SOURCE EXTRACT —
-----
Find Tension for Desired Harmonic Resonance

[Hockeystar]

Homework Statement

You have designed a new musical instrument of very simple construction. Your design consists of a metal tube with length L and diameter L/10. You have stretched a string of mass per unit length u across the open end of the tube. The other end of the tube is closed. To produce the musical effect you're looking for, you want the frequency of the third-harmonic standing wave on the string to be the same as the fundamental frequency for sound waves in the air column in the tube. The speed of sound waves in this air column is v.

EDIT: What must be the tension of the string to produce the desired effect?

Homework Equations

f = nv/4L (n is 1,2,3, ... ect.)

v= (T/u)^0.5

The Attempt at a Solution

f= v/4L = 3/2L*(T/u)^0.5

f= v²*u/36

This answer is wrong I`m sort of lost. Help would be appreciated.

 

[Andrew Mason]

The Attempt at a Solution

f= v/4L = 3/2L*(T/u)^0.5

f= v²*u/36

This answer is wrong I`m sort of lost. Help would be appreciated.

First, you will have to tell us what the question is. What is it you are trying to find? The tension in the string or the frequency?

Second, you will have to explain your reasoning.

It seems to me that you are confusing two speeds. There is the speed of sound in air and there is also the speed of the wave on the vibrating string. They are two very different things.
-----
[Layout annotation records]
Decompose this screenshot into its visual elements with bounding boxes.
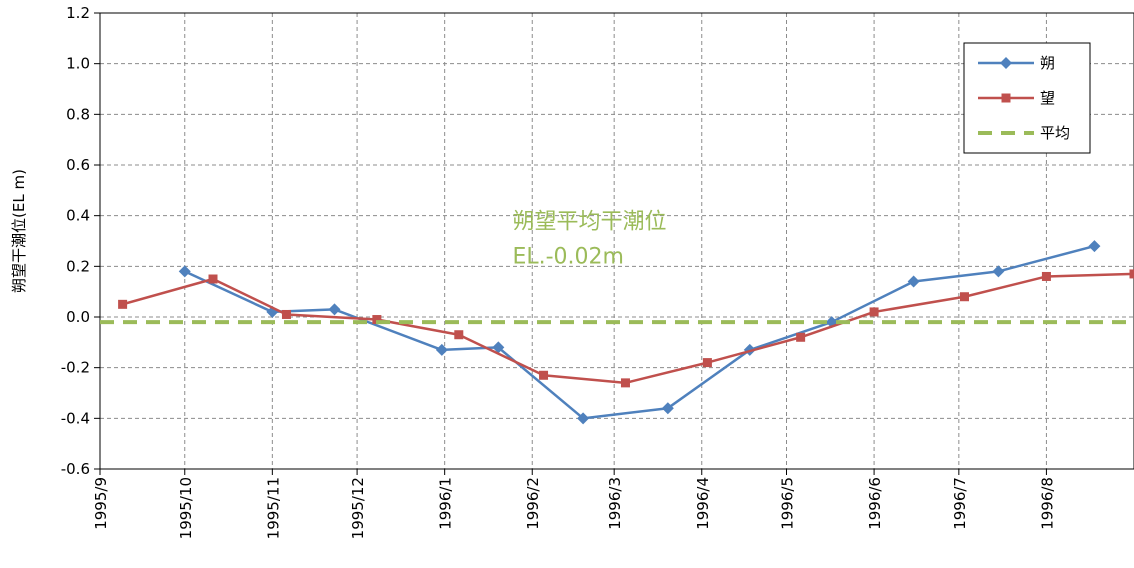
- y-tick-label: 1.0: [66, 55, 90, 73]
- x-tick-label: 1996/4: [694, 477, 712, 530]
- annotation-line2: EL.-0.02m: [512, 244, 624, 269]
- data-point-square: [1129, 269, 1134, 279]
- data-point-diamond: [328, 303, 341, 316]
- x-tick-label: 1996/6: [866, 477, 884, 530]
- data-point-square: [620, 378, 630, 388]
- data-point-square: [702, 358, 712, 368]
- data-point-square: [454, 330, 464, 340]
- axis-ticks: -0.6 -0.4 -0.2 0.0 0.2 0.4 0.6 0.8 1.0 1.2 1995/9 1…: [61, 4, 1057, 539]
- legend-marker: [1000, 57, 1012, 69]
- y-tick-label: -0.4: [61, 409, 90, 427]
- series-layer: [100, 240, 1134, 425]
- y-axis-label: 朔望干潮位(EL m): [10, 169, 28, 293]
- data-point-diamond: [661, 402, 674, 415]
- x-tick-label: 1996/5: [779, 477, 797, 530]
- x-tick-label: 1995/11: [264, 477, 282, 539]
- legend-label: 平均: [1040, 124, 1070, 142]
- x-tick-label: 1995/9: [92, 477, 110, 530]
- data-point-square: [208, 274, 218, 284]
- data-point-square: [959, 292, 969, 302]
- legend-label: 朔: [1040, 54, 1055, 72]
- y-tick-label: 0.8: [66, 105, 90, 123]
- legend-label: 望: [1040, 89, 1055, 107]
- data-point-square: [118, 299, 128, 309]
- data-point-diamond: [992, 265, 1005, 278]
- y-tick-label: 0.0: [66, 308, 90, 326]
- data-point-diamond: [1088, 240, 1101, 253]
- data-point-square: [796, 332, 806, 342]
- grid: [100, 13, 1134, 469]
- series-line: [184, 244, 1095, 420]
- annotation-line1: 朔望平均干潮位: [512, 209, 666, 234]
- x-tick-label: 1996/1: [437, 477, 455, 530]
- y-tick-label: 1.2: [66, 4, 90, 22]
- y-tick-label: 0.2: [66, 257, 90, 275]
- y-tick-label: 0.4: [66, 207, 90, 225]
- data-point-diamond: [435, 343, 448, 356]
- y-tick-label: 0.6: [66, 156, 90, 174]
- legend-marker: [1001, 93, 1011, 103]
- data-point-square: [539, 370, 549, 380]
- legend: 朔望平均: [963, 42, 1091, 154]
- data-point-square: [1041, 271, 1051, 281]
- x-tick-label: 1996/3: [606, 477, 624, 530]
- data-point-diamond: [492, 341, 505, 354]
- data-point-diamond: [907, 275, 920, 288]
- y-tick-label: -0.2: [61, 359, 90, 377]
- plot-area: [99, 12, 1134, 470]
- x-tick-label: 1996/8: [1038, 477, 1056, 530]
- data-point-square: [281, 309, 291, 319]
- data-point-square: [869, 307, 879, 317]
- x-tick-label: 1996/7: [951, 477, 969, 530]
- x-tick-label: 1995/10: [177, 477, 195, 539]
- series-line: [122, 272, 1134, 385]
- data-point-diamond: [178, 265, 191, 278]
- x-tick-label: 1995/12: [349, 477, 367, 539]
- data-point-square: [372, 315, 382, 325]
- y-tick-label: -0.6: [61, 460, 90, 478]
- x-tick-label: 1996/2: [524, 477, 542, 530]
- data-point-diamond: [577, 412, 590, 425]
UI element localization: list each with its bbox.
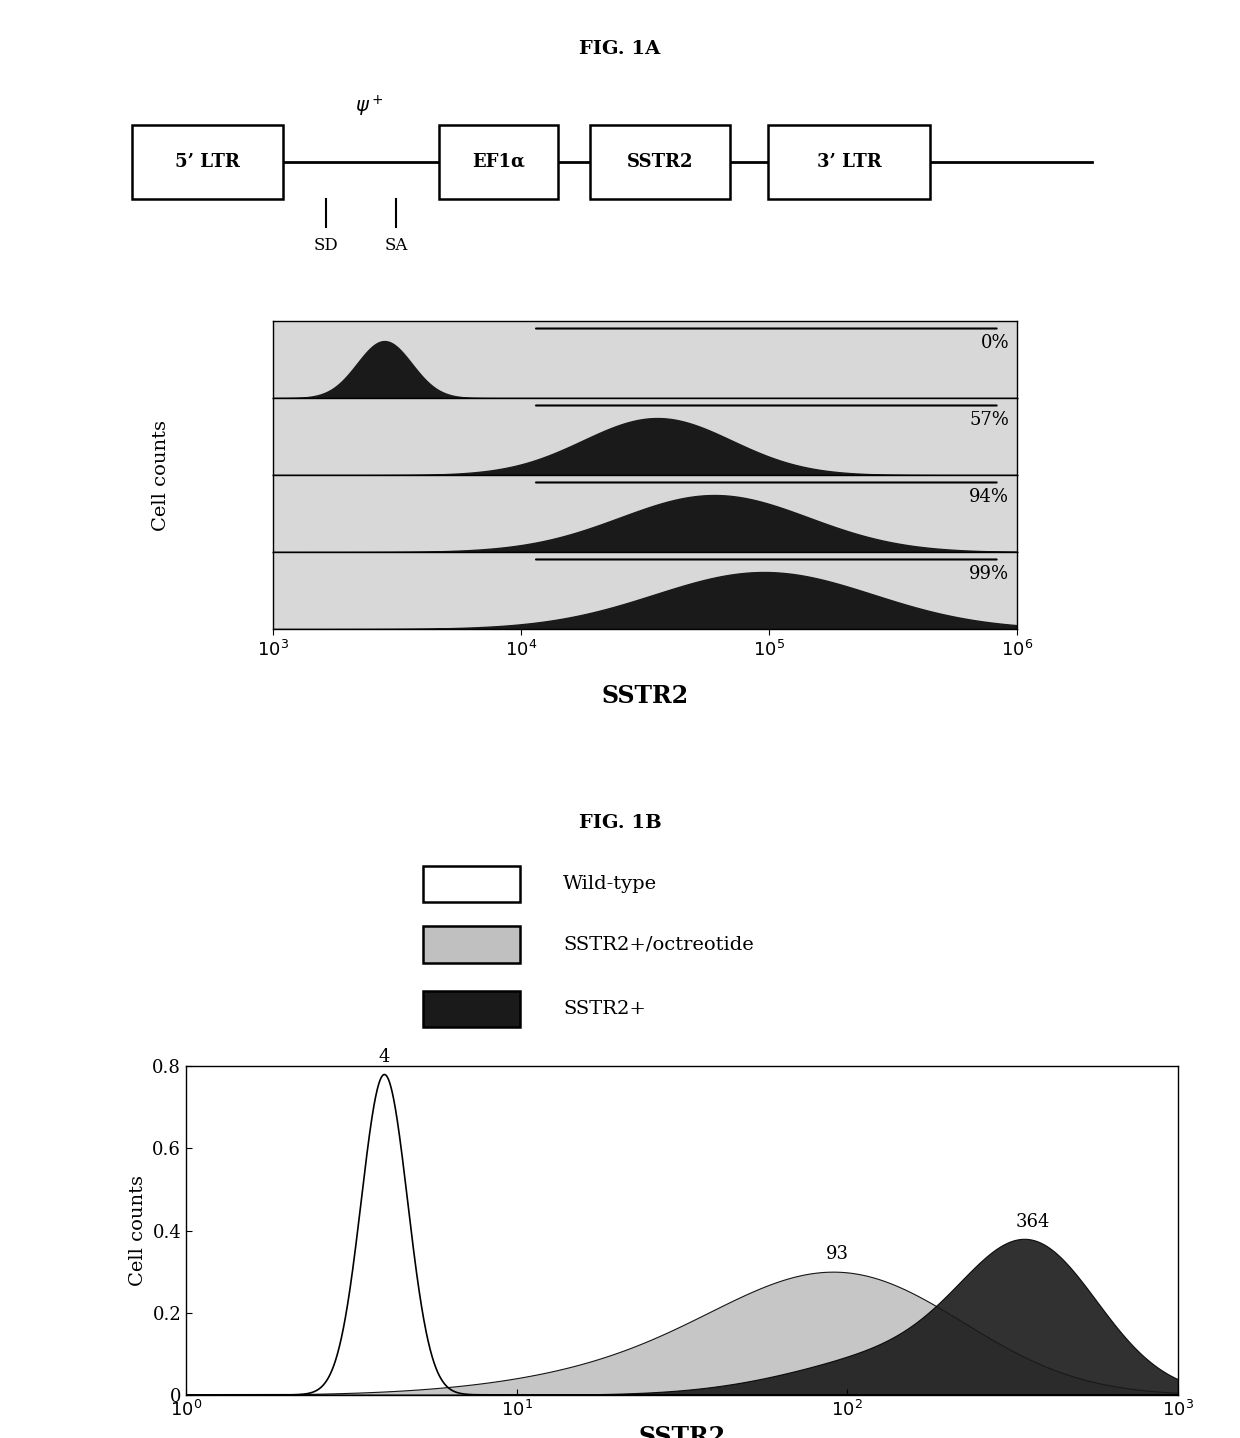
FancyBboxPatch shape: [439, 125, 558, 198]
Y-axis label: Cell counts: Cell counts: [129, 1175, 146, 1286]
Text: FIG. 1A: FIG. 1A: [579, 40, 661, 59]
Text: 364: 364: [1016, 1212, 1050, 1231]
Text: SSTR2: SSTR2: [627, 152, 693, 171]
X-axis label: SSTR2: SSTR2: [639, 1425, 725, 1438]
Text: 94%: 94%: [970, 487, 1009, 506]
FancyBboxPatch shape: [423, 926, 520, 962]
FancyBboxPatch shape: [590, 125, 730, 198]
FancyBboxPatch shape: [131, 125, 283, 198]
Text: 0%: 0%: [981, 334, 1009, 352]
Text: FIG. 1B: FIG. 1B: [579, 814, 661, 833]
Text: SA: SA: [384, 237, 408, 253]
Text: 99%: 99%: [970, 565, 1009, 584]
Text: SSTR2+/octreotide: SSTR2+/octreotide: [563, 935, 754, 953]
Text: SSTR2: SSTR2: [601, 683, 688, 707]
Text: SD: SD: [314, 237, 339, 253]
Text: 5’ LTR: 5’ LTR: [175, 152, 239, 171]
Text: Wild-type: Wild-type: [563, 874, 657, 893]
Text: 3’ LTR: 3’ LTR: [817, 152, 882, 171]
Text: 4: 4: [378, 1048, 391, 1067]
Text: $\psi^+$: $\psi^+$: [355, 93, 383, 119]
Text: EF1α: EF1α: [472, 152, 525, 171]
Text: 57%: 57%: [970, 411, 1009, 429]
FancyBboxPatch shape: [423, 866, 520, 902]
Text: Cell counts: Cell counts: [153, 420, 170, 531]
Text: SSTR2+: SSTR2+: [563, 999, 646, 1018]
FancyBboxPatch shape: [768, 125, 930, 198]
FancyBboxPatch shape: [423, 991, 520, 1027]
Text: 93: 93: [826, 1245, 849, 1264]
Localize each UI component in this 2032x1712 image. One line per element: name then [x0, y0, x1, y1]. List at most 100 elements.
-----
EXERCISE TASK 1 —
Answer these questions from the thread, marking each answer with the same letter as its question:
(a) What diameter does the design give the metal tube?
(b) Across which end of the tube is the string stretched?
(c) Which two speeds does the reply say the poster seems to be confusing?
EXERCISE TASK 2 —
Decide whether each statement agrees with the thread, answering yes or no and quoting the words of the thread that settle it; mark each answer with the matching letter.
(a) Both ends of the tube are open.
(b) The third-harmonic frequency on the string should match the fundamental frequency of the air column.
(c) The reply asks the poster to explain the reasoning behind the attempt.
Rely solely on the thread when responding.

TASK OUTPUT 1 —
(a) L/10
(b) The open end
(c) The speed of sound in air and the speed of the wave on the vibrating string

TASK OUTPUT 2 —
(a) No: "The other end of the tube is closed."
(b) Yes: "you want the frequency of the third-harmonic standing wave on the string to be the same as the fundamental frequency for sound waves in the air column in the tube"
(c) Yes: "Second, you will have to explain your reasoning."